Exercise goal. Repeat the records below exactly as they appear.

Data records
begin

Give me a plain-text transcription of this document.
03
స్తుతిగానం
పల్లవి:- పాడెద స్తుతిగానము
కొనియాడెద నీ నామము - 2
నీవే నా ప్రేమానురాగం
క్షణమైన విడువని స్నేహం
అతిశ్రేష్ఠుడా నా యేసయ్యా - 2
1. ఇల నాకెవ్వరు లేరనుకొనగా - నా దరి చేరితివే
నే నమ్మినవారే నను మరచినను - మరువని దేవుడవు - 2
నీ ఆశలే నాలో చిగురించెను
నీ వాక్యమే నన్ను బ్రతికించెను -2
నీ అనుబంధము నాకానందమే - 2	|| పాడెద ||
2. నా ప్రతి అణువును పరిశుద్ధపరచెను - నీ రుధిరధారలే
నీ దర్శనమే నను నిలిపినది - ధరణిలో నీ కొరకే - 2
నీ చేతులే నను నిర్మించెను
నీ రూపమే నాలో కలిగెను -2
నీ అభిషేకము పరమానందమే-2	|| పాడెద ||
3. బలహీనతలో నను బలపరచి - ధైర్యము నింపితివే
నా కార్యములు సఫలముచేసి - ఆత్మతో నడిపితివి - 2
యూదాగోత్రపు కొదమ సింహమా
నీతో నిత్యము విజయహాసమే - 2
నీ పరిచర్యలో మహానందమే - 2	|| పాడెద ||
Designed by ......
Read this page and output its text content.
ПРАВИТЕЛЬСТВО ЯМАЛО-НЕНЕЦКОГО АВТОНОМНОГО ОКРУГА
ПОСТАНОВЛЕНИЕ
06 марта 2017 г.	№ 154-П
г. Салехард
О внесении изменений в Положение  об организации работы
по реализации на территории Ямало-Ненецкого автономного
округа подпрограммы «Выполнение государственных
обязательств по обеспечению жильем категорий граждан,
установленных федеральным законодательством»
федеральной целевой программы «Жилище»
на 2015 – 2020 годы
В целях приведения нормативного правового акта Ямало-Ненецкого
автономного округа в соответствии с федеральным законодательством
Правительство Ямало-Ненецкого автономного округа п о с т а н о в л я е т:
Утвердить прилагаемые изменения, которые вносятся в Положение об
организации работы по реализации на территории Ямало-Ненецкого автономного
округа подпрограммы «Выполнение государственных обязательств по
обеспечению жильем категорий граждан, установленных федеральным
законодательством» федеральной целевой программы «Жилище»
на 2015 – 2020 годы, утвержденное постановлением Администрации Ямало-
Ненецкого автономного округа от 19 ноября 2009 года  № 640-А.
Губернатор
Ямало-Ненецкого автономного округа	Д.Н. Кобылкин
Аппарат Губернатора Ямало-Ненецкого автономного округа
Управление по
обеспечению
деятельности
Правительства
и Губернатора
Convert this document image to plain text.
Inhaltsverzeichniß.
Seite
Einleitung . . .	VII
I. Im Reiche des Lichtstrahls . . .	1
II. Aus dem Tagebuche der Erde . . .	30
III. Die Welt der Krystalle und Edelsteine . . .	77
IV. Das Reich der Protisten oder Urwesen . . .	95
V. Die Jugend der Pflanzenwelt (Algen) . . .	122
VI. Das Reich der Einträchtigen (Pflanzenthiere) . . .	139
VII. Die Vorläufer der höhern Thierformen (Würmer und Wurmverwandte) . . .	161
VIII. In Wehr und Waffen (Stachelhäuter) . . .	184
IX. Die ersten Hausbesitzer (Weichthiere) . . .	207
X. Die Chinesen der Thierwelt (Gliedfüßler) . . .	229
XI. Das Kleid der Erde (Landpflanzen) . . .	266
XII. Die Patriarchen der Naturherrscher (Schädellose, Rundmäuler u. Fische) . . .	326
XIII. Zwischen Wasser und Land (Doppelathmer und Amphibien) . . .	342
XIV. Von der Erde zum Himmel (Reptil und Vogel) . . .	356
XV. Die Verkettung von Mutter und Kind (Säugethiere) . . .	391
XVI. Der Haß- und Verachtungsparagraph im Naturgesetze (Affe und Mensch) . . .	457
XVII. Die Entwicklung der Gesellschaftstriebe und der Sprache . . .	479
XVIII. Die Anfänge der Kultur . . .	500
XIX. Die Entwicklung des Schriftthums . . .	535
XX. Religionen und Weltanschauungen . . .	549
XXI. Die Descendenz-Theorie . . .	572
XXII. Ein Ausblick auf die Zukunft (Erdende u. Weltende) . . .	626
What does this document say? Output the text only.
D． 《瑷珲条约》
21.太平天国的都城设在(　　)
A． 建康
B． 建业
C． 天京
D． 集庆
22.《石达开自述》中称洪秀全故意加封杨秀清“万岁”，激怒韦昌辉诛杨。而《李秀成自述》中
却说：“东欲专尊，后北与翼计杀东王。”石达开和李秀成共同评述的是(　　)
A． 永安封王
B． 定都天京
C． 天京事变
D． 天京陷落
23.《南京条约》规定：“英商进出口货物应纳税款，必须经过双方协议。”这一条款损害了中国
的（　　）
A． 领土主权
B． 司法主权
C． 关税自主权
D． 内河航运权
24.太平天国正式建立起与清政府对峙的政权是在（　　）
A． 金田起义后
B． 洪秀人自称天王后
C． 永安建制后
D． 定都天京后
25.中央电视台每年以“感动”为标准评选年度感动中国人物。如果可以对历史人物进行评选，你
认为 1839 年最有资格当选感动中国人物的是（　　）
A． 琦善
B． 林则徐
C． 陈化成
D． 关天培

end

Written response.
Give me a plain-text transcription of this document.
03
స్తుతిగానం
పల్లవి:- పాడెద స్తుతిగానము
కొనియాడెద నీ నామము - 2
నీవే నా ప్రేమానురాగం
క్షణమైన విడువని స్నేహం
అతిశ్రేష్ఠుడా నా యేసయ్యా - 2
1. ఇల నాకెవ్వరు లేరనుకొనగా - నా దరి చేరితివే
నే నమ్మినవారే నను మరచినను - మరువని దేవుడవు - 2
నీ ఆశలే నాలో చిగురించెను
నీ వాక్యమే నన్ను బ్రతికించెను -2
నీ అనుబంధము నాకానందమే - 2	|| పాడెద ||
2. నా ప్రతి అణువును పరిశుద్ధపరచెను - నీ రుధిరధారలే
నీ దర్శనమే నను నిలిపినది - ధరణిలో నీ కొరకే - 2
నీ చేతులే నను నిర్మించెను
నీ రూపమే నాలో కలిగెను -2
నీ అభిషేకము పరమానందమే-2	|| పాడెద ||
3. బలహీనతలో నను బలపరచి - ధైర్యము నింపితివే
నా కార్యములు సఫలముచేసి - ఆత్మతో నడిపితివి - 2
యూదాగోత్రపు కొదమ సింహమా
నీతో నిత్యము విజయహాసమే - 2
నీ పరిచర్యలో మహానందమే - 2	|| పాడెద ||
Designed by ......
Read this page and output its text content.
ПРАВИТЕЛЬСТВО ЯМАЛО-НЕНЕЦКОГО АВТОНОМНОГО ОКРУГА
ПОСТАНОВЛЕНИЕ
06 марта 2017 г.	№ 154-П
г. Салехард
О внесении изменений в Положение  об организации работы
по реализации на территории Ямало-Ненецкого автономного
округа подпрограммы «Выполнение государственных
обязательств по обеспечению жильем категорий граждан,
установленных федеральным законодательством»
федеральной целевой программы «Жилище»
на 2015 – 2020 годы
В целях приведения нормативного правового акта Ямало-Ненецкого
автономного округа в соответствии с федеральным законодательством
Правительство Ямало-Ненецкого автономного округа п о с т а н о в л я е т:
Утвердить прилагаемые изменения, которые вносятся в Положение об
организации работы по реализации на территории Ямало-Ненецкого автономного
округа подпрограммы «Выполнение государственных обязательств по
обеспечению жильем категорий граждан, установленных федеральным
законодательством» федеральной целевой программы «Жилище»
на 2015 – 2020 годы, утвержденное постановлением Администрации Ямало-
Ненецкого автономного округа от 19 ноября 2009 года  № 640-А.
Губернатор
Ямало-Ненецкого автономного округа	Д.Н. Кобылкин
Аппарат Губернатора Ямало-Ненецкого автономного округа
Управление по
обеспечению
деятельности
Правительства
и Губернатора
Convert this document image to plain text.
Inhaltsverzeichniß.
Seite
Einleitung . . .	VII
I. Im Reiche des Lichtstrahls . . .	1
II. Aus dem Tagebuche der Erde . . .	30
III. Die Welt der Krystalle und Edelsteine . . .	77
IV. Das Reich der Protisten oder Urwesen . . .	95
V. Die Jugend der Pflanzenwelt (Algen) . . .	122
VI. Das Reich der Einträchtigen (Pflanzenthiere) . . .	139
VII. Die Vorläufer der höhern Thierformen (Würmer und Wurmverwandte) . . .	161
VIII. In Wehr und Waffen (Stachelhäuter) . . .	184
IX. Die ersten Hausbesitzer (Weichthiere) . . .	207
X. Die Chinesen der Thierwelt (Gliedfüßler) . . .	229
XI. Das Kleid der Erde (Landpflanzen) . . .	266
XII. Die Patriarchen der Naturherrscher (Schädellose, Rundmäuler u. Fische) . . .	326
XIII. Zwischen Wasser und Land (Doppelathmer und Amphibien) . . .	342
XIV. Von der Erde zum Himmel (Reptil und Vogel) . . .	356
XV. Die Verkettung von Mutter und Kind (Säugethiere) . . .	391
XVI. Der Haß- und Verachtungsparagraph im Naturgesetze (Affe und Mensch) . . .	457
XVII. Die Entwicklung der Gesellschaftstriebe und der Sprache . . .	479
XVIII. Die Anfänge der Kultur . . .	500
XIX. Die Entwicklung des Schriftthums . . .	535
XX. Religionen und Weltanschauungen . . .	549
XXI. Die Descendenz-Theorie . . .	572
XXII. Ein Ausblick auf die Zukunft (Erdende u. Weltende) . . .	626
What does this document say? Output the text only.
D． 《瑷珲条约》
21.太平天国的都城设在(　　)
A． 建康
B． 建业
C． 天京
D． 集庆
22.《石达开自述》中称洪秀全故意加封杨秀清“万岁”，激怒韦昌辉诛杨。而《李秀成自述》中
却说：“东欲专尊，后北与翼计杀东王。”石达开和李秀成共同评述的是(　　)
A． 永安封王
B． 定都天京
C． 天京事变
D． 天京陷落
23.《南京条约》规定：“英商进出口货物应纳税款，必须经过双方协议。”这一条款损害了中国
的（　　）
A． 领土主权
B． 司法主权
C． 关税自主权
D． 内河航运权
24.太平天国正式建立起与清政府对峙的政权是在（　　）
A． 金田起义后
B． 洪秀人自称天王后
C． 永安建制后
D． 定都天京后
25.中央电视台每年以“感动”为标准评选年度感动中国人物。如果可以对历史人物进行评选，你
认为 1839 年最有资格当选感动中国人物的是（　　）
A． 琦善
B． 林则徐
C． 陈化成
D． 关天培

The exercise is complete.